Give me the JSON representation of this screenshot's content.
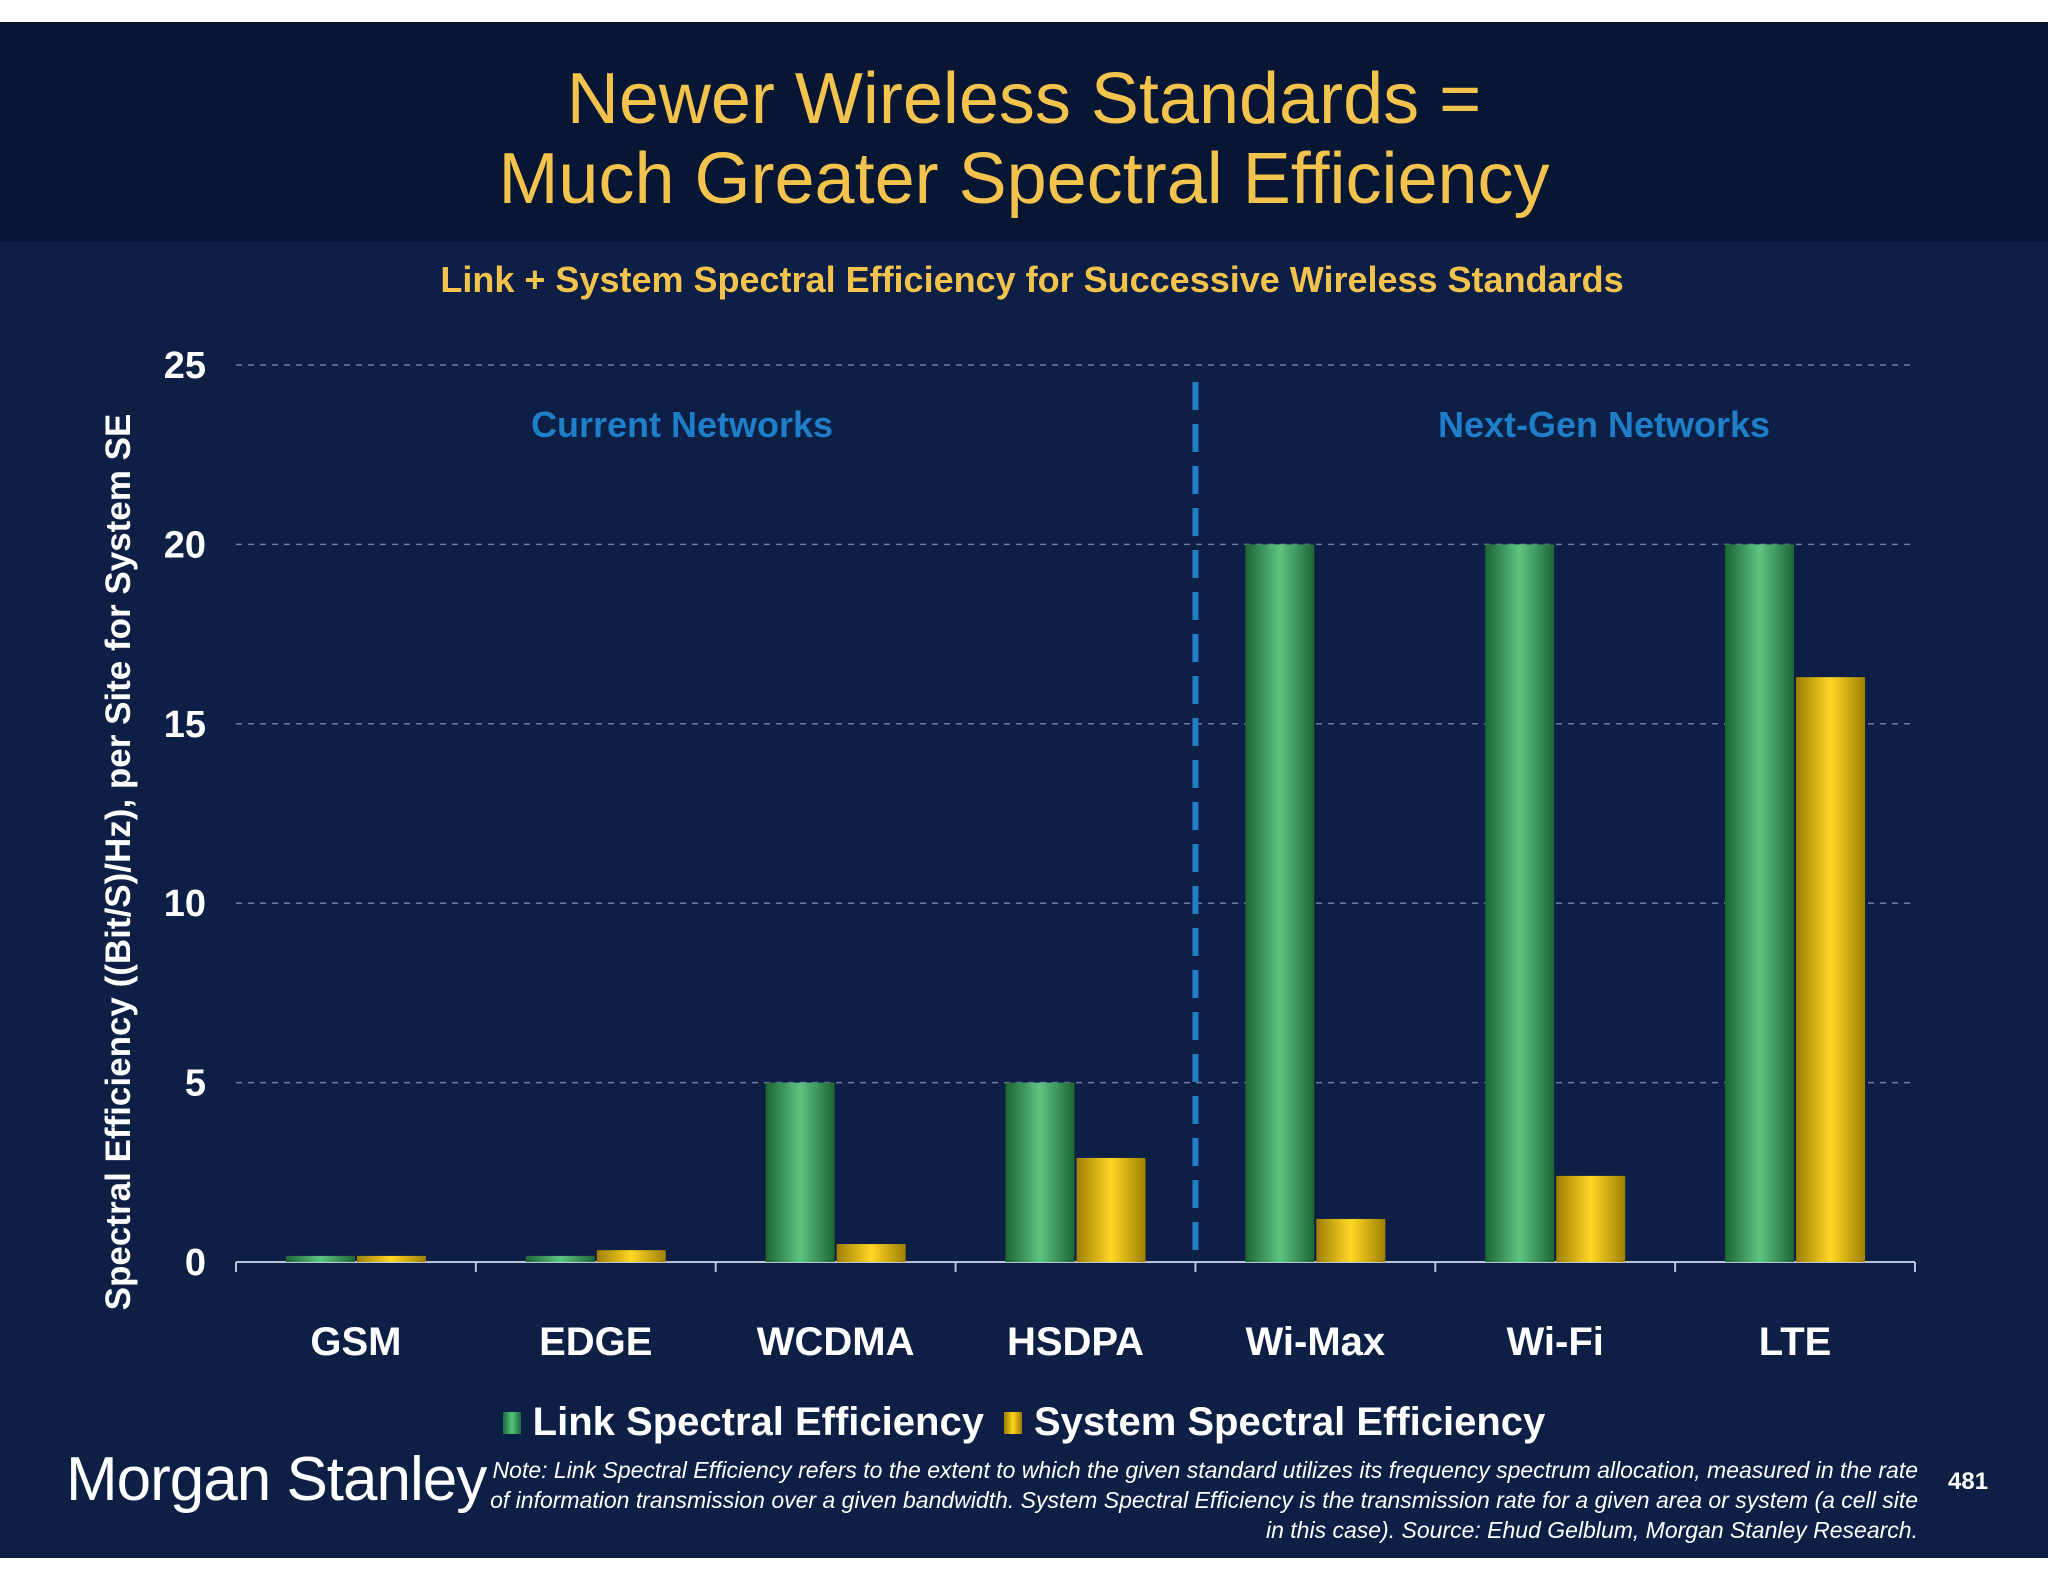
{
  "slide": {
    "title_line1": "Newer Wireless Standards =",
    "title_line2": "Much Greater Spectral Efficiency",
    "subtitle": "Link + System Spectral Efficiency for Successive Wireless Standards",
    "logo_text": "Morgan Stanley",
    "note": "Note: Link Spectral Efficiency refers to the extent to which the given standard utilizes its frequency spectrum allocation, measured in the rate of information transmission over a given bandwidth. System Spectral Efficiency is the transmission rate for a given area or system (a cell site in this case). Source: Ehud Gelblum, Morgan Stanley Research.",
    "page_number": "481"
  },
  "chart_data": {
    "type": "bar",
    "title": "Link + System Spectral Efficiency for Successive Wireless Standards",
    "ylabel": "Spectral Efficiency ((Bit/S)/Hz), per Site for System SE",
    "xlabel": "",
    "ylim": [
      0,
      25
    ],
    "yticks": [
      0,
      5,
      10,
      15,
      20,
      25
    ],
    "grid": true,
    "legend_position": "bottom",
    "categories": [
      "GSM",
      "EDGE",
      "WCDMA",
      "HSDPA",
      "Wi-Max",
      "Wi-Fi",
      "LTE"
    ],
    "series": [
      {
        "name": "Link Spectral Efficiency",
        "color": "#3f9f5e",
        "values": [
          0.17,
          0.17,
          5,
          5,
          20,
          20,
          20
        ]
      },
      {
        "name": "System Spectral Efficiency",
        "color": "#f2c600",
        "values": [
          0.17,
          0.33,
          0.5,
          2.9,
          1.2,
          2.4,
          16.3
        ]
      }
    ],
    "annotations": [
      "Current Networks",
      "Next-Gen Networks"
    ],
    "annotation_color": "#1e7ec8",
    "divider": "dashed line between HSDPA and Wi-Max"
  }
}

★ ★ ★

WORK INSTRUCTIONS
In the entries above, identify every line with the word "Morgan". Copy those lines.

ANSWER
    "logo_text": "Morgan Stanley",
    "note": "Note: Link Spectral Efficiency refers to the extent to which the given standard utilizes its frequency spectrum allocation, measured in the rate of information transmission over a given bandwidth. System Spectral Efficiency is the transmission rate for a given area or system (a cell site in this case). Source: Ehud Gelblum, Morgan Stanley Research.",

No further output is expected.